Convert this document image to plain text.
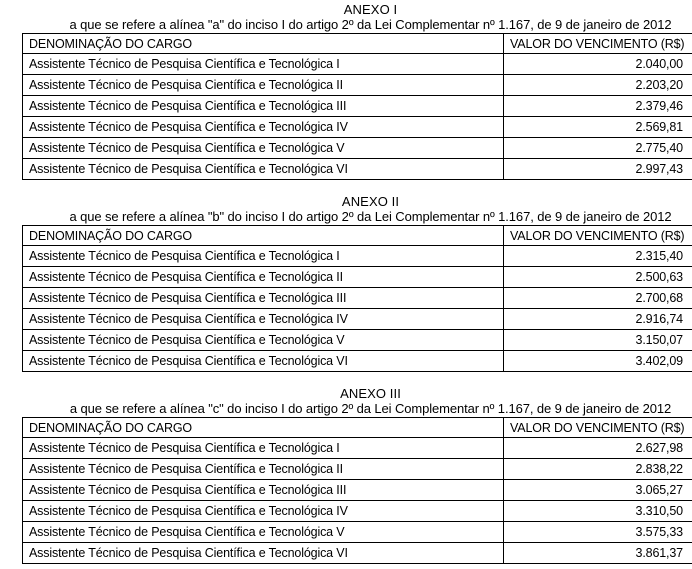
ANEXO I
a que se refere a alínea "a" do inciso I do artigo 2º da Lei Complementar nº 1.167, de 9 de janeiro de 2012
DENOMINAÇÃO DO CARGO	VALOR DO VENCIMENTO (R$)
Assistente Técnico de Pesquisa Científica e Tecnológica I	2.040,00
Assistente Técnico de Pesquisa Científica e Tecnológica II	2.203,20
Assistente Técnico de Pesquisa Científica e Tecnológica III	2.379,46
Assistente Técnico de Pesquisa Científica e Tecnológica IV	2.569,81
Assistente Técnico de Pesquisa Científica e Tecnológica V	2.775,40
Assistente Técnico de Pesquisa Científica e Tecnológica VI	2.997,43
ANEXO II
a que se refere a alínea "b" do inciso I do artigo 2º da Lei Complementar nº 1.167, de 9 de janeiro de 2012
DENOMINAÇÃO DO CARGO	VALOR DO VENCIMENTO (R$)
Assistente Técnico de Pesquisa Científica e Tecnológica I	2.315,40
Assistente Técnico de Pesquisa Científica e Tecnológica II	2.500,63
Assistente Técnico de Pesquisa Científica e Tecnológica III	2.700,68
Assistente Técnico de Pesquisa Científica e Tecnológica IV	2.916,74
Assistente Técnico de Pesquisa Científica e Tecnológica V	3.150,07
Assistente Técnico de Pesquisa Científica e Tecnológica VI	3.402,09
ANEXO III
a que se refere a alínea "c" do inciso I do artigo 2º da Lei Complementar nº 1.167, de 9 de janeiro de 2012
DENOMINAÇÃO DO CARGO	VALOR DO VENCIMENTO (R$)
Assistente Técnico de Pesquisa Científica e Tecnológica I	2.627,98
Assistente Técnico de Pesquisa Científica e Tecnológica II	2.838,22
Assistente Técnico de Pesquisa Científica e Tecnológica III	3.065,27
Assistente Técnico de Pesquisa Científica e Tecnológica IV	3.310,50
Assistente Técnico de Pesquisa Científica e Tecnológica V	3.575,33
Assistente Técnico de Pesquisa Científica e Tecnológica VI	3.861,37
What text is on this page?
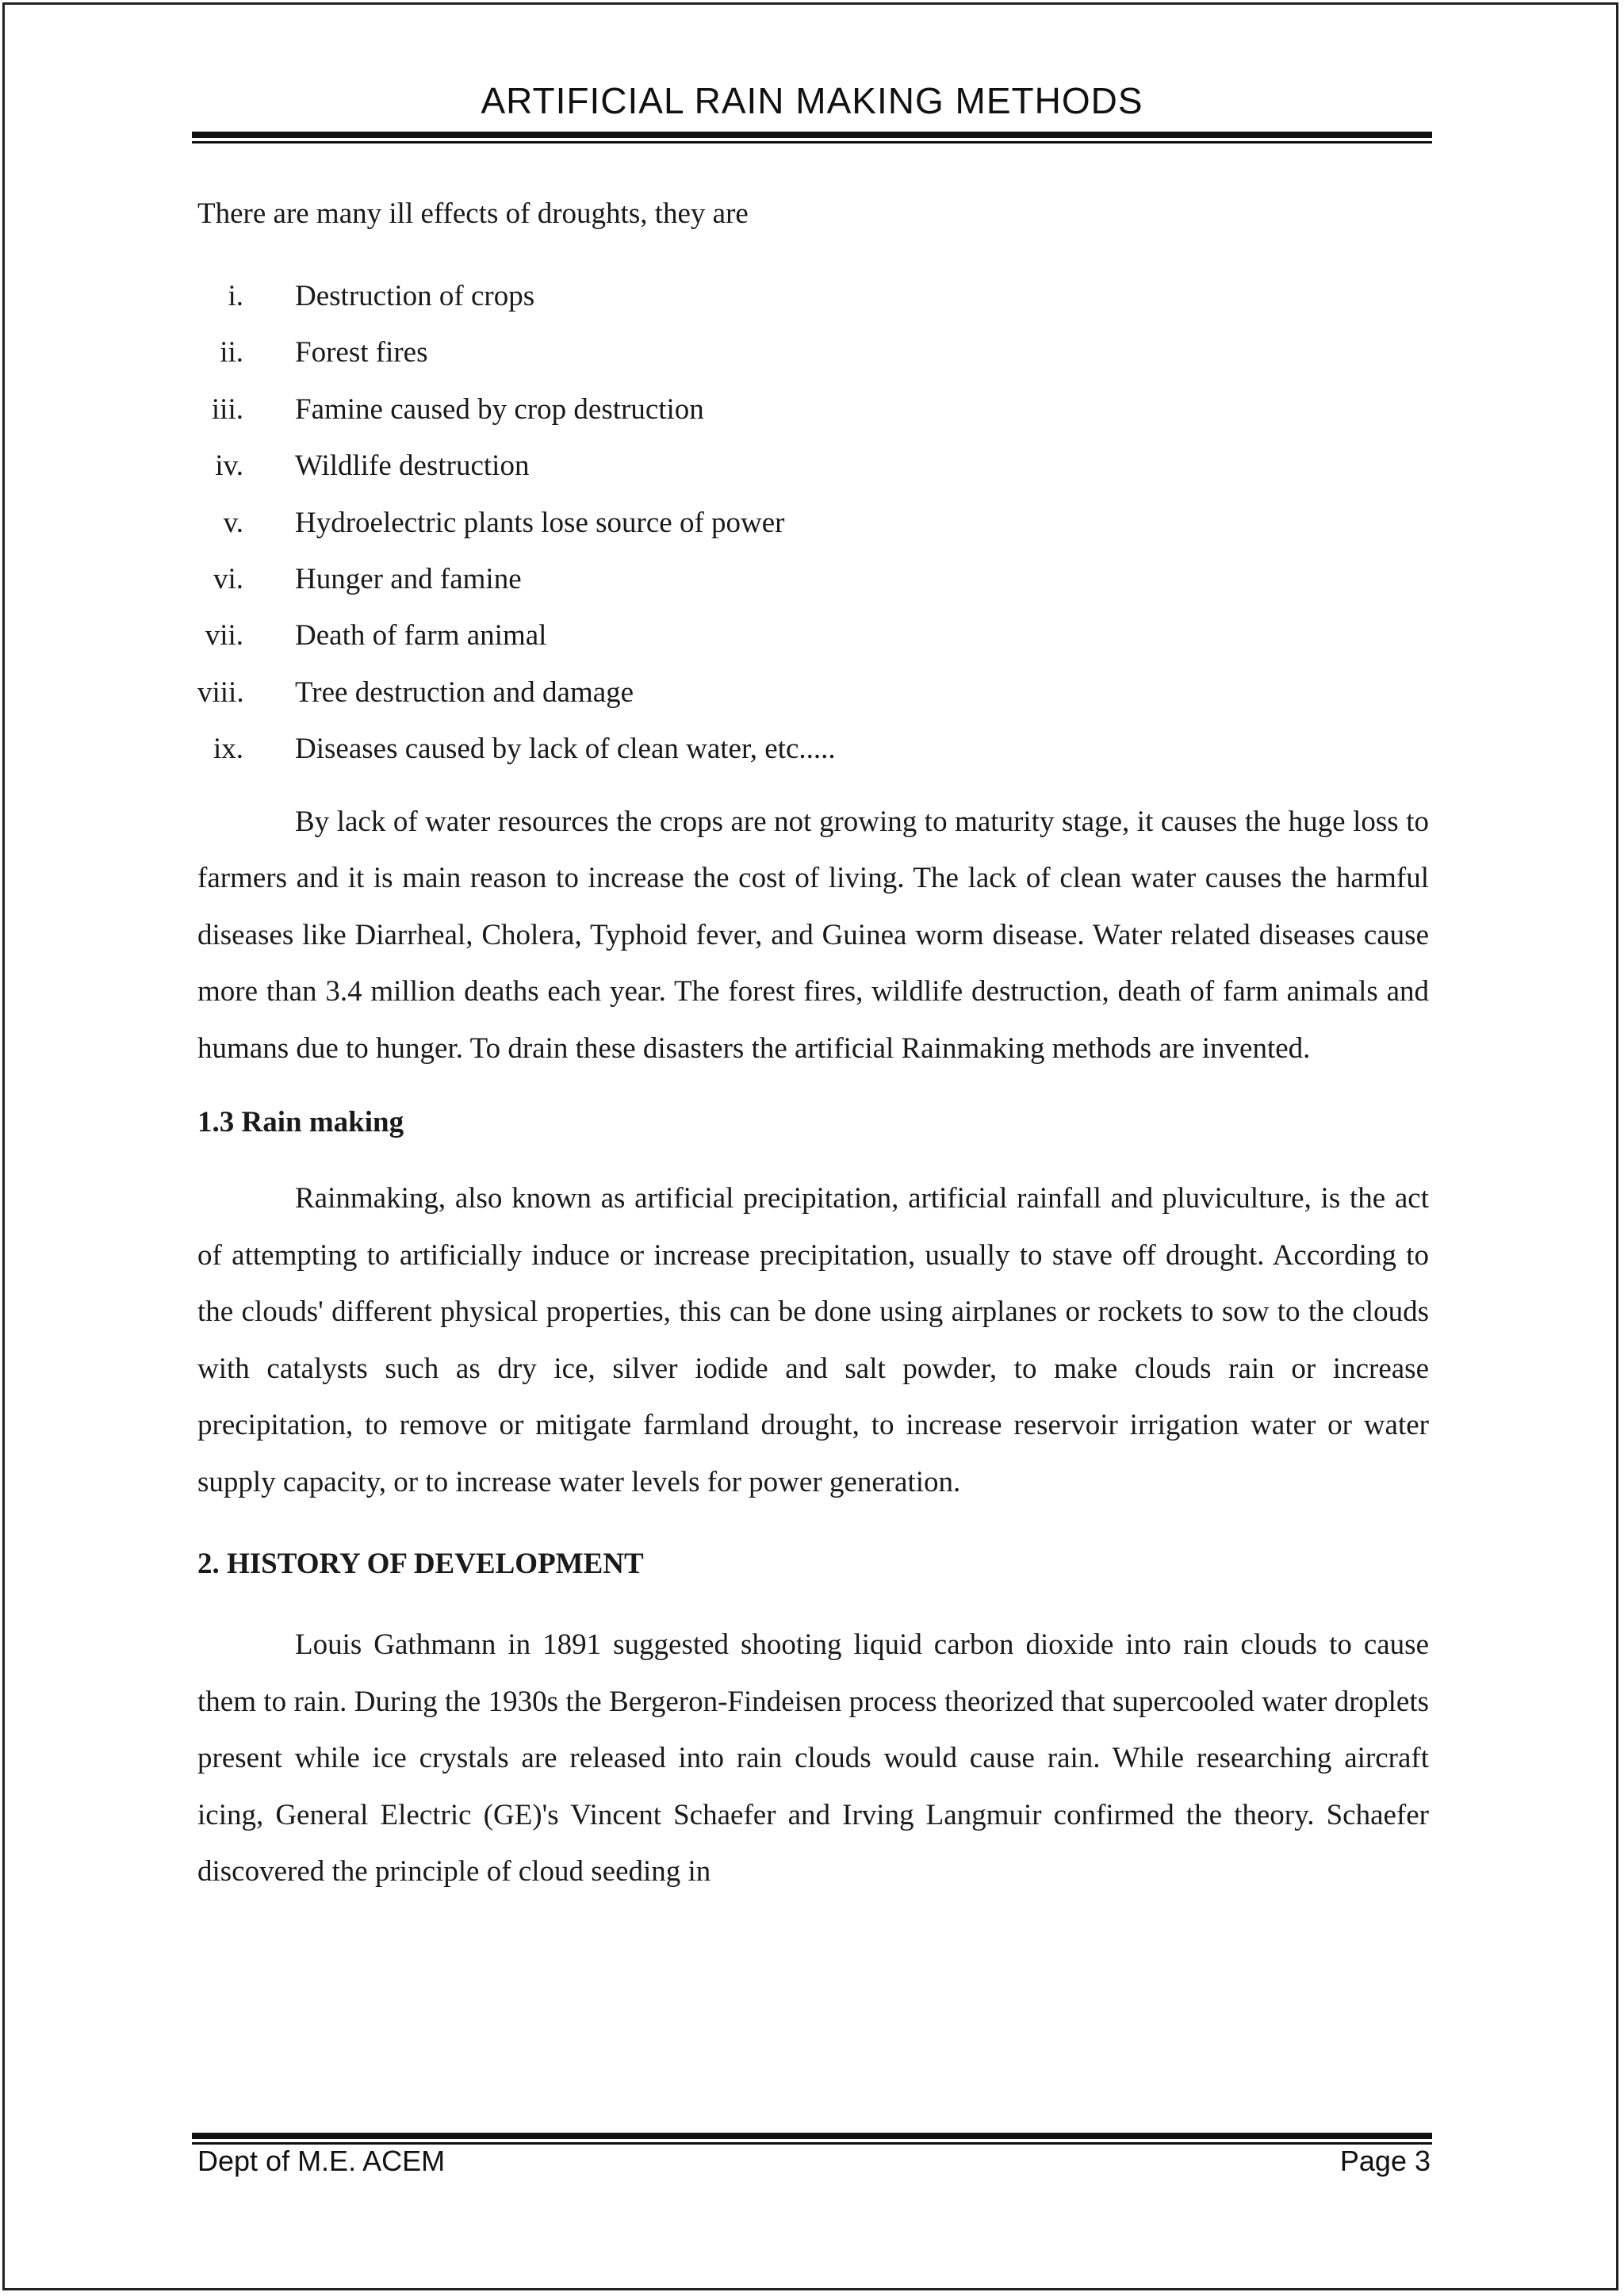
ARTIFICIAL RAIN MAKING METHODS

There are many ill effects of droughts, they are

i. Destruction of crops
ii. Forest fires
iii. Famine caused by crop destruction
iv. Wildlife destruction
v. Hydroelectric plants lose source of power
vi. Hunger and famine
vii. Death of farm animal
viii. Tree destruction and damage
ix. Diseases caused by lack of clean water, etc.....

By lack of water resources the crops are not growing to maturity stage, it causes the huge loss to farmers and it is main reason to increase the cost of living. The lack of clean water causes the harmful diseases like Diarrheal, Cholera, Typhoid fever, and Guinea worm disease. Water related diseases cause more than 3.4 million deaths each year. The forest fires, wildlife destruction, death of farm animals and humans due to hunger. To drain these disasters the artificial Rainmaking methods are invented.

1.3 Rain making

Rainmaking, also known as artificial precipitation, artificial rainfall and pluviculture, is the act of attempting to artificially induce or increase precipitation, usually to stave off drought. According to the clouds' different physical properties, this can be done using airplanes or rockets to sow to the clouds with catalysts such as dry ice, silver iodide and salt powder, to make clouds rain or increase precipitation, to remove or mitigate farmland drought, to increase reservoir irrigation water or water supply capacity, or to increase water levels for power generation.

2. HISTORY OF DEVELOPMENT

Louis Gathmann in 1891 suggested shooting liquid carbon dioxide into rain clouds to cause them to rain. During the 1930s the Bergeron-Findeisen process theorized that supercooled water droplets present while ice crystals are released into rain clouds would cause rain. While researching aircraft icing, General Electric (GE)'s Vincent Schaefer and Irving Langmuir confirmed the theory. Schaefer discovered the principle of cloud seeding in

Dept of M.E. ACEM	Page 3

*Exercise directions*.
Collect from the data above every line that includes "fires".

*Answer to this problem*.
ii. Forest fires
By lack of water resources the crops are not growing to maturity stage, it causes the huge loss to farmers and it is main reason to increase the cost of living. The lack of clean water causes the harmful diseases like Diarrheal, Cholera, Typhoid fever, and Guinea worm disease. Water related diseases cause more than 3.4 million deaths each year. The forest fires, wildlife destruction, death of farm animals and humans due to hunger. To drain these disasters the artificial Rainmaking methods are invented.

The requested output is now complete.